**Exercise aim**: Reproduce the records below exactly, leaving out any pictures.
++++ Data in this exercise ++++
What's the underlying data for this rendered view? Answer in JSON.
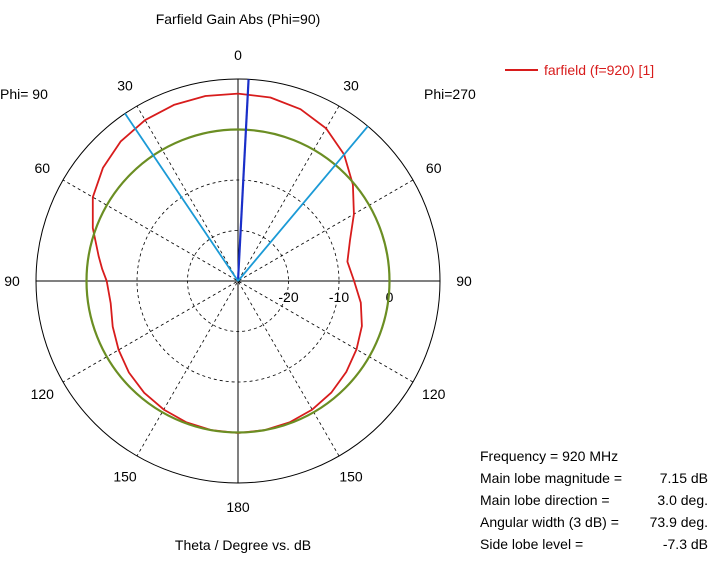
{
  "chart_data": {
    "type": "polar",
    "title": "Farfield Gain Abs (Phi=90)",
    "xlabel": "Theta / Degree vs. dB",
    "left_side_label": "Phi= 90",
    "right_side_label": "Phi=270",
    "angle_tick_labels": [
      "0",
      "30",
      "60",
      "90",
      "120",
      "150",
      "180",
      "150",
      "120",
      "90",
      "60",
      "30"
    ],
    "radial_tick_labels": [
      "-20",
      "-10",
      "0"
    ],
    "radial_range_db": [
      -30,
      10
    ],
    "legend": {
      "label": "farfield (f=920) [1]",
      "placement": "top-right",
      "color": "#d81c1c"
    },
    "series": [
      {
        "name": "farfield (f=920) [1]",
        "color": "#d81c1c",
        "theta_deg": [
          0,
          10,
          20,
          30,
          40,
          50,
          60,
          70,
          80,
          90,
          100,
          110,
          120,
          130,
          140,
          150,
          160,
          170,
          180,
          190,
          200,
          210,
          220,
          230,
          240,
          250,
          260,
          270,
          275,
          280,
          290,
          300,
          310,
          320,
          330,
          340,
          350
        ],
        "gain_dbi": [
          7.1,
          6.9,
          6.2,
          4.9,
          2.7,
          -0.3,
          -3.5,
          -6.4,
          -8.0,
          -7.0,
          -5.3,
          -3.9,
          -2.9,
          -2.0,
          -1.2,
          -0.6,
          -0.2,
          0.0,
          0.1,
          0.0,
          -0.2,
          -0.6,
          -1.1,
          -1.8,
          -2.7,
          -3.6,
          -4.4,
          -4.0,
          -3.0,
          -2.0,
          0.6,
          3.2,
          4.9,
          6.1,
          6.8,
          7.1,
          7.2
        ]
      },
      {
        "name": "",
        "color": "#6b8e23",
        "theta_deg": [
          0,
          90,
          180,
          270
        ],
        "gain_dbi": [
          0,
          0,
          0,
          0
        ]
      }
    ],
    "main_lobe_direction_deg": 3.0,
    "beamwidth_edges_deg": [
      -34,
      40
    ],
    "beam_colors": {
      "main": "#1a2fc9",
      "width": "#1b9ad6"
    }
  },
  "info": {
    "frequency": {
      "label": "Frequency = 920 MHz",
      "value": ""
    },
    "magnitude": {
      "label": "Main lobe magnitude =",
      "value": "7.15 dB"
    },
    "direction": {
      "label": "Main lobe direction =",
      "value": "3.0 deg."
    },
    "width": {
      "label": "Angular width (3 dB) =",
      "value": "73.9 deg."
    },
    "sidelobe": {
      "label": "Side lobe level =",
      "value": "-7.3 dB"
    }
  }
}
++++
**Answer for the task**:
What's the underlying data for this rendered view? Answer in JSON.
{
  "chart_data": {
    "type": "polar",
    "title": "Farfield Gain Abs (Phi=90)",
    "xlabel": "Theta / Degree vs. dB",
    "left_side_label": "Phi= 90",
    "right_side_label": "Phi=270",
    "angle_tick_labels": [
      "0",
      "30",
      "60",
      "90",
      "120",
      "150",
      "180",
      "150",
      "120",
      "90",
      "60",
      "30"
    ],
    "radial_tick_labels": [
      "-20",
      "-10",
      "0"
    ],
    "radial_range_db": [
      -30,
      10
    ],
    "legend": {
      "label": "farfield (f=920) [1]",
      "placement": "top-right",
      "color": "#d81c1c"
    },
    "series": [
      {
        "name": "farfield (f=920) [1]",
        "color": "#d81c1c",
        "theta_deg": [
          0,
          10,
          20,
          30,
          40,
          50,
          60,
          70,
          80,
          90,
          100,
          110,
          120,
          130,
          140,
          150,
          160,
          170,
          180,
          190,
          200,
          210,
          220,
          230,
          240,
          250,
          260,
          270,
          275,
          280,
          290,
          300,
          310,
          320,
          330,
          340,
          350
        ],
        "gain_dbi": [
          7.1,
          6.9,
          6.2,
          4.9,
          2.7,
          -0.3,
          -3.5,
          -6.4,
          -8.0,
          -7.0,
          -5.3,
          -3.9,
          -2.9,
          -2.0,
          -1.2,
          -0.6,
          -0.2,
          0.0,
          0.1,
          0.0,
          -0.2,
          -0.6,
          -1.1,
          -1.8,
          -2.7,
          -3.6,
          -4.4,
          -4.0,
          -3.0,
          -2.0,
          0.6,
          3.2,
          4.9,
          6.1,
          6.8,
          7.1,
          7.2
        ]
      },
      {
        "name": "",
        "color": "#6b8e23",
        "theta_deg": [
          0,
          90,
          180,
          270
        ],
        "gain_dbi": [
          0,
          0,
          0,
          0
        ]
      }
    ],
    "main_lobe_direction_deg": 3.0,
    "beamwidth_edges_deg": [
      -34,
      40
    ],
    "beam_colors": {
      "main": "#1a2fc9",
      "width": "#1b9ad6"
    }
  },
  "info": {
    "frequency": {
      "label": "Frequency = 920 MHz",
      "value": ""
    },
    "magnitude": {
      "label": "Main lobe magnitude =",
      "value": "7.15 dB"
    },
    "direction": {
      "label": "Main lobe direction =",
      "value": "3.0 deg."
    },
    "width": {
      "label": "Angular width (3 dB) =",
      "value": "73.9 deg."
    },
    "sidelobe": {
      "label": "Side lobe level =",
      "value": "-7.3 dB"
    }
  }
}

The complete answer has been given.